What you will do: Return the number of lines in which the word "after" appears; add nothing else.

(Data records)
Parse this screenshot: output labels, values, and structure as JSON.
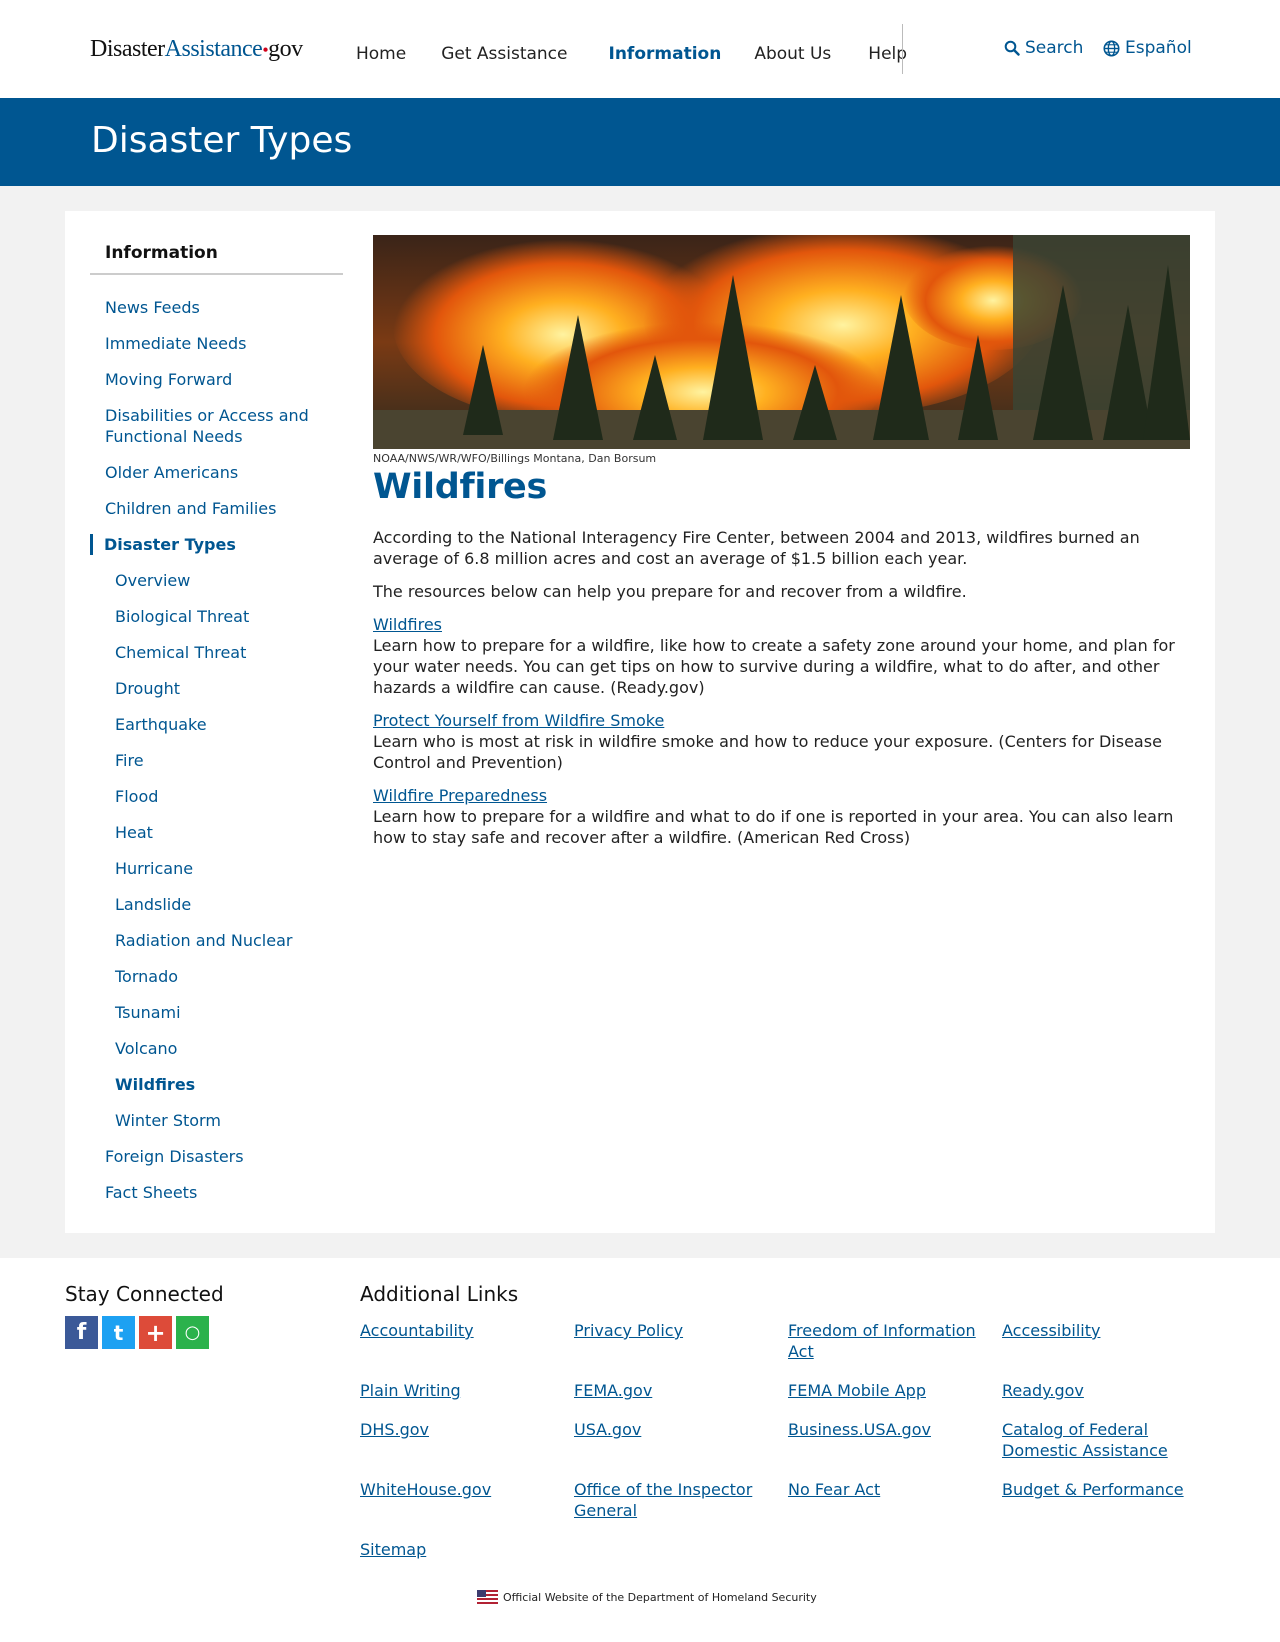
{
  "header": {
    "logo": {
      "part1": "Disaster",
      "part2": "Assistance",
      "dot": "•",
      "part3": "gov"
    },
    "nav": [
      {
        "label": "Home",
        "active": false
      },
      {
        "label": "Get Assistance",
        "active": false
      },
      {
        "label": "Information",
        "active": true
      },
      {
        "label": "About Us",
        "active": false
      },
      {
        "label": "Help",
        "active": false
      }
    ],
    "search_label": "Search",
    "language_label": "Español",
    "search_icon": "search-icon",
    "language_icon": "globe-icon"
  },
  "banner": {
    "title": "Disaster Types"
  },
  "sidebar": {
    "title": "Information",
    "items": [
      {
        "label": "News Feeds"
      },
      {
        "label": "Immediate Needs"
      },
      {
        "label": "Moving Forward"
      },
      {
        "label": "Disabilities or Access and Functional Needs"
      },
      {
        "label": "Older Americans"
      },
      {
        "label": "Children and Families"
      },
      {
        "label": "Disaster Types"
      },
      {
        "label": "Overview"
      },
      {
        "label": "Biological Threat"
      },
      {
        "label": "Chemical Threat"
      },
      {
        "label": "Drought"
      },
      {
        "label": "Earthquake"
      },
      {
        "label": "Fire"
      },
      {
        "label": "Flood"
      },
      {
        "label": "Heat"
      },
      {
        "label": "Hurricane"
      },
      {
        "label": "Landslide"
      },
      {
        "label": "Radiation and Nuclear"
      },
      {
        "label": "Tornado"
      },
      {
        "label": "Tsunami"
      },
      {
        "label": "Volcano"
      },
      {
        "label": "Wildfires"
      },
      {
        "label": "Winter Storm"
      },
      {
        "label": "Foreign Disasters"
      },
      {
        "label": "Fact Sheets"
      }
    ]
  },
  "content": {
    "image_credit": "NOAA/NWS/WR/WFO/Billings Montana, Dan Borsum",
    "title": "Wildfires",
    "intro": "According to the National Interagency Fire Center, between 2004 and 2013, wildfires burned an average of 6.8 million acres and cost an average of $1.5 billion each year.",
    "intro2": "The resources below can help you prepare for and recover from a wildfire.",
    "resources": [
      {
        "link": "Wildfires",
        "text": "Learn how to prepare for a wildfire, like how to create a safety zone around your home, and plan for your water needs. You can get tips on how to survive during a wildfire, what to do after, and other hazards a wildfire can cause. (Ready.gov)"
      },
      {
        "link": "Protect Yourself from Wildfire Smoke",
        "text": "Learn who is most at risk in wildfire smoke and how to reduce your exposure. (Centers for Disease Control and Prevention)"
      },
      {
        "link": "Wildfire Preparedness",
        "text": "Learn how to prepare for a wildfire and what to do if one is reported in your area. You can also learn how to stay safe and recover after a wildfire. (American Red Cross)"
      }
    ]
  },
  "footer": {
    "stay_connected": "Stay Connected",
    "social": [
      {
        "icon": "facebook-icon",
        "glyph": "f",
        "color": "#3b5998"
      },
      {
        "icon": "twitter-icon",
        "glyph": "t",
        "color": "#1da1f2"
      },
      {
        "icon": "google-plus-icon",
        "glyph": "+",
        "color": "#dd4b39"
      },
      {
        "icon": "chat-icon",
        "glyph": "○",
        "color": "#2bb24c"
      }
    ],
    "additional_links_title": "Additional Links",
    "links": [
      [
        "Accountability",
        "Privacy Policy",
        "Freedom of Information Act",
        "Accessibility"
      ],
      [
        "Plain Writing",
        "FEMA.gov",
        "FEMA Mobile App",
        "Ready.gov"
      ],
      [
        "DHS.gov",
        "USA.gov",
        "Business.USA.gov",
        "Catalog of Federal Domestic Assistance"
      ],
      [
        "WhiteHouse.gov",
        "Office of the Inspector General",
        "No Fear Act",
        "Budget & Performance"
      ],
      [
        "Sitemap"
      ]
    ],
    "official": "Official Website of the Department of Homeland Security"
  },
  "colors": {
    "brand_blue": "#005691",
    "logo_dot_red": "#d0021b"
  }
}
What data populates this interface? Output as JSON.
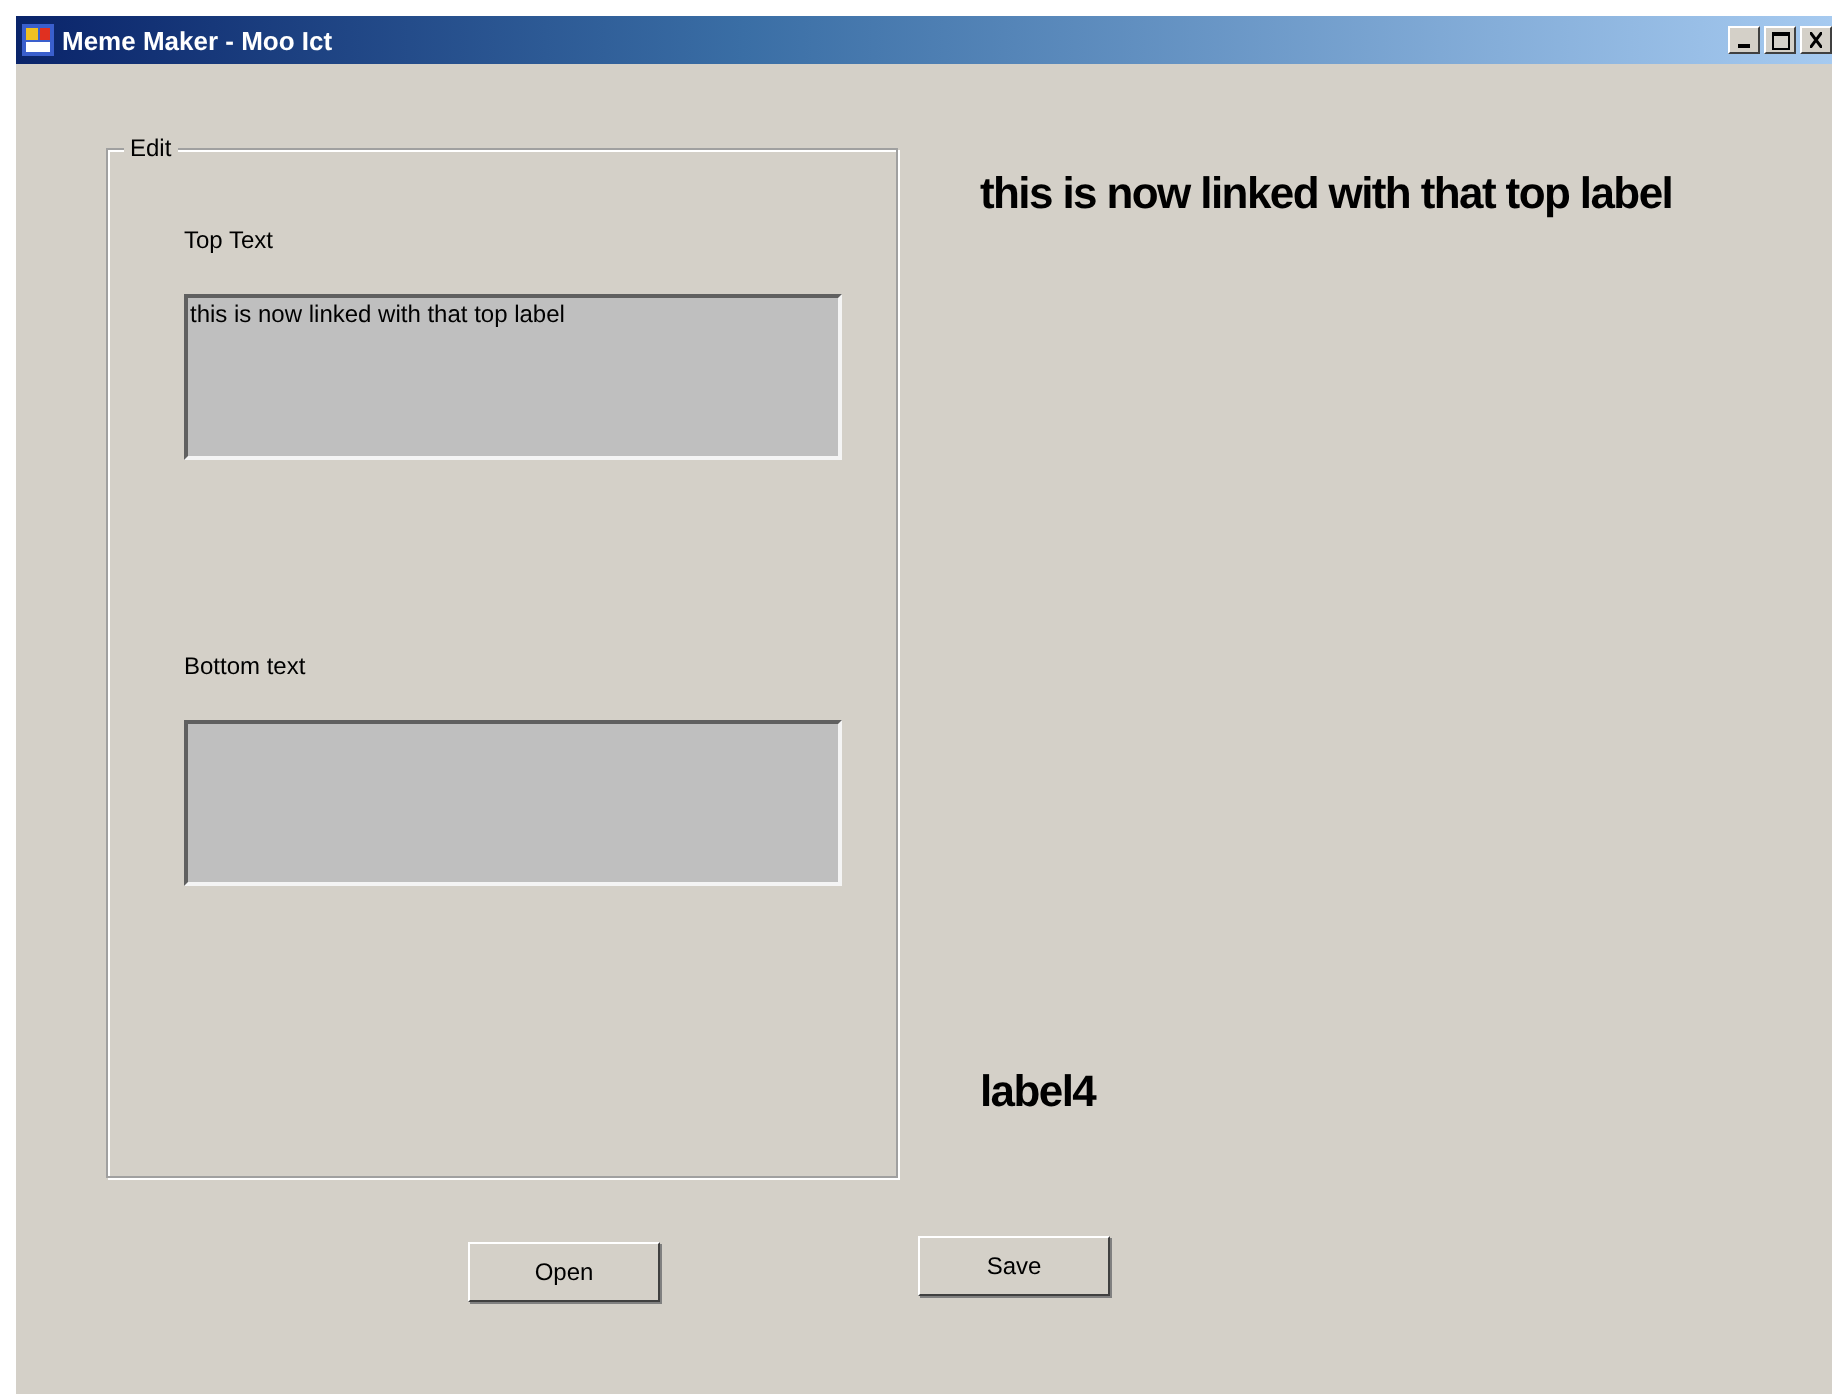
{
  "window": {
    "title": "Meme Maker - Moo Ict"
  },
  "group": {
    "title": "Edit",
    "fields": [
      {
        "label": "Top Text",
        "value": "this is now linked with that top label"
      },
      {
        "label": "Bottom text"
      }
    ]
  },
  "meme": {
    "top_label": "this is now linked with that top label",
    "bottom_label": "label4"
  },
  "buttons": [
    "Open",
    "Save"
  ]
}
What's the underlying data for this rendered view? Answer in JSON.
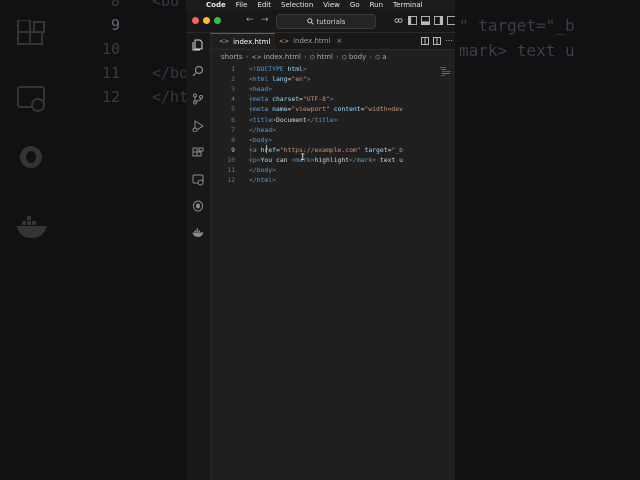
{
  "menubar": {
    "apple_icon": "",
    "items": [
      "Code",
      "File",
      "Edit",
      "Selection",
      "View",
      "Go",
      "Run",
      "Terminal"
    ]
  },
  "titlebar": {
    "command_center": "tutorials"
  },
  "tabs": [
    {
      "label": "index.html",
      "active": true
    },
    {
      "label": "index.html",
      "active": false
    }
  ],
  "breadcrumb": [
    "shorts",
    "index.html",
    "html",
    "body",
    "a"
  ],
  "editor": {
    "line_numbers": [
      "1",
      "2",
      "3",
      "4",
      "5",
      "6",
      "7",
      "8",
      "9",
      "10",
      "11",
      "12"
    ],
    "current_line": "9",
    "lines": [
      [
        [
          "t-br",
          "<!"
        ],
        [
          "t-dt",
          "DOCTYPE"
        ],
        [
          "t-txt",
          " "
        ],
        [
          "t-attr",
          "html"
        ],
        [
          "t-br",
          ">"
        ]
      ],
      [
        [
          "t-br",
          "<"
        ],
        [
          "t-tag",
          "html"
        ],
        [
          "t-txt",
          " "
        ],
        [
          "t-attr",
          "lang"
        ],
        [
          "t-txt",
          "="
        ],
        [
          "t-str",
          "\"en\""
        ],
        [
          "t-br",
          ">"
        ]
      ],
      [
        [
          "t-br",
          "<"
        ],
        [
          "t-tag",
          "head"
        ],
        [
          "t-br",
          ">"
        ]
      ],
      [
        [
          "t-txt",
          "    "
        ],
        [
          "t-br",
          "<"
        ],
        [
          "t-tag",
          "meta"
        ],
        [
          "t-txt",
          " "
        ],
        [
          "t-attr",
          "charset"
        ],
        [
          "t-txt",
          "="
        ],
        [
          "t-str",
          "\"UTF-8\""
        ],
        [
          "t-br",
          ">"
        ]
      ],
      [
        [
          "t-txt",
          "    "
        ],
        [
          "t-br",
          "<"
        ],
        [
          "t-tag",
          "meta"
        ],
        [
          "t-txt",
          " "
        ],
        [
          "t-attr",
          "name"
        ],
        [
          "t-txt",
          "="
        ],
        [
          "t-str",
          "\"viewport\""
        ],
        [
          "t-txt",
          " "
        ],
        [
          "t-attr",
          "content"
        ],
        [
          "t-txt",
          "="
        ],
        [
          "t-str",
          "\"width=dev"
        ]
      ],
      [
        [
          "t-txt",
          "    "
        ],
        [
          "t-br",
          "<"
        ],
        [
          "t-tag",
          "title"
        ],
        [
          "t-br",
          ">"
        ],
        [
          "t-txt",
          "Document"
        ],
        [
          "t-br",
          "</"
        ],
        [
          "t-tag",
          "title"
        ],
        [
          "t-br",
          ">"
        ]
      ],
      [
        [
          "t-br",
          "</"
        ],
        [
          "t-tag",
          "head"
        ],
        [
          "t-br",
          ">"
        ]
      ],
      [
        [
          "t-br",
          "<"
        ],
        [
          "t-tag",
          "body"
        ],
        [
          "t-br",
          ">"
        ]
      ],
      [
        [
          "t-txt",
          "    "
        ],
        [
          "t-br",
          "<"
        ],
        [
          "t-tag",
          "a"
        ],
        [
          "t-txt",
          " "
        ],
        [
          "t-attr",
          "href"
        ],
        [
          "t-txt",
          "="
        ],
        [
          "t-str",
          "\"https://example.com\""
        ],
        [
          "t-txt",
          " "
        ],
        [
          "t-attr",
          "target"
        ],
        [
          "t-txt",
          "="
        ],
        [
          "t-str",
          "\"_b"
        ]
      ],
      [
        [
          "t-txt",
          "    "
        ],
        [
          "t-br",
          "<"
        ],
        [
          "t-tag",
          "p"
        ],
        [
          "t-br",
          ">"
        ],
        [
          "t-txt",
          "You can "
        ],
        [
          "t-br",
          "<"
        ],
        [
          "t-tag",
          "mark"
        ],
        [
          "t-br",
          ">"
        ],
        [
          "t-txt",
          "highlight"
        ],
        [
          "t-br",
          "</"
        ],
        [
          "t-tag",
          "mark"
        ],
        [
          "t-br",
          ">"
        ],
        [
          "t-txt",
          " text u"
        ]
      ],
      [
        [
          "t-br",
          "</"
        ],
        [
          "t-tag",
          "body"
        ],
        [
          "t-br",
          ">"
        ]
      ],
      [
        [
          "t-br",
          "</"
        ],
        [
          "t-tag",
          "html"
        ],
        [
          "t-br",
          ">"
        ]
      ]
    ]
  },
  "background_left": {
    "line_numbers": [
      "8",
      "9",
      "10",
      "11",
      "12"
    ],
    "code": [
      "<bo",
      "",
      "",
      "</bo",
      "</ht"
    ]
  },
  "background_right": {
    "code": [
      "\" target=\"_b",
      "mark> text u"
    ]
  },
  "colors": {
    "accent": "#0078d4",
    "tag": "#569cd6",
    "attribute": "#9cdcfe",
    "string": "#ce9178"
  }
}
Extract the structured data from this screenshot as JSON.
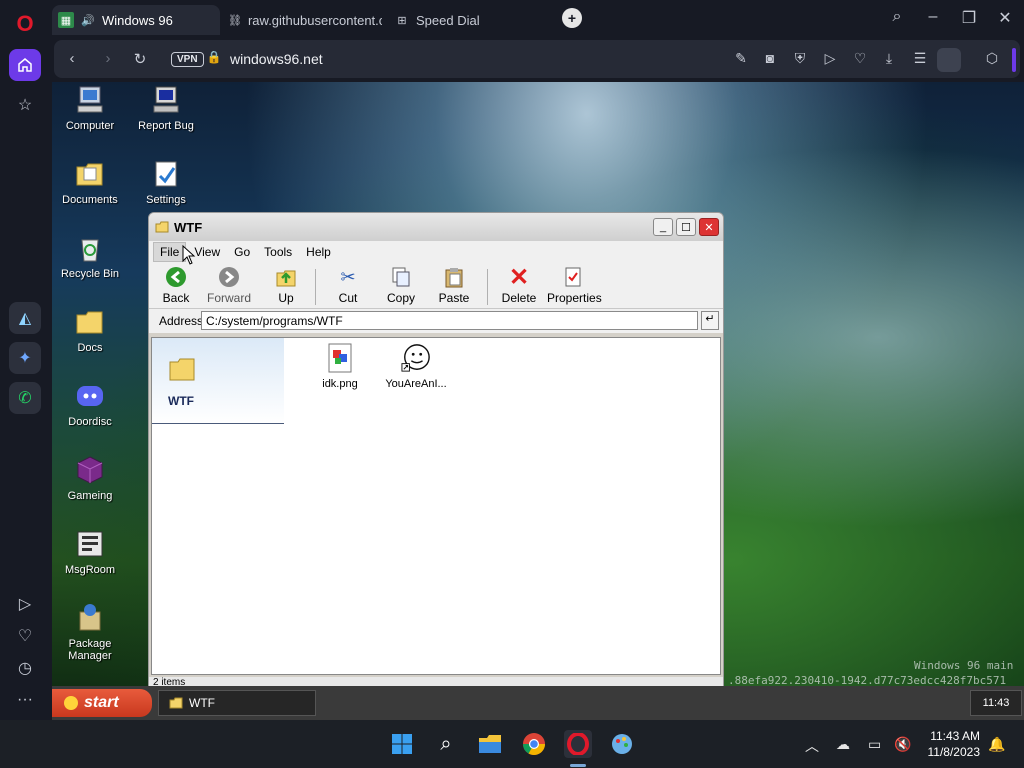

Correct result: 2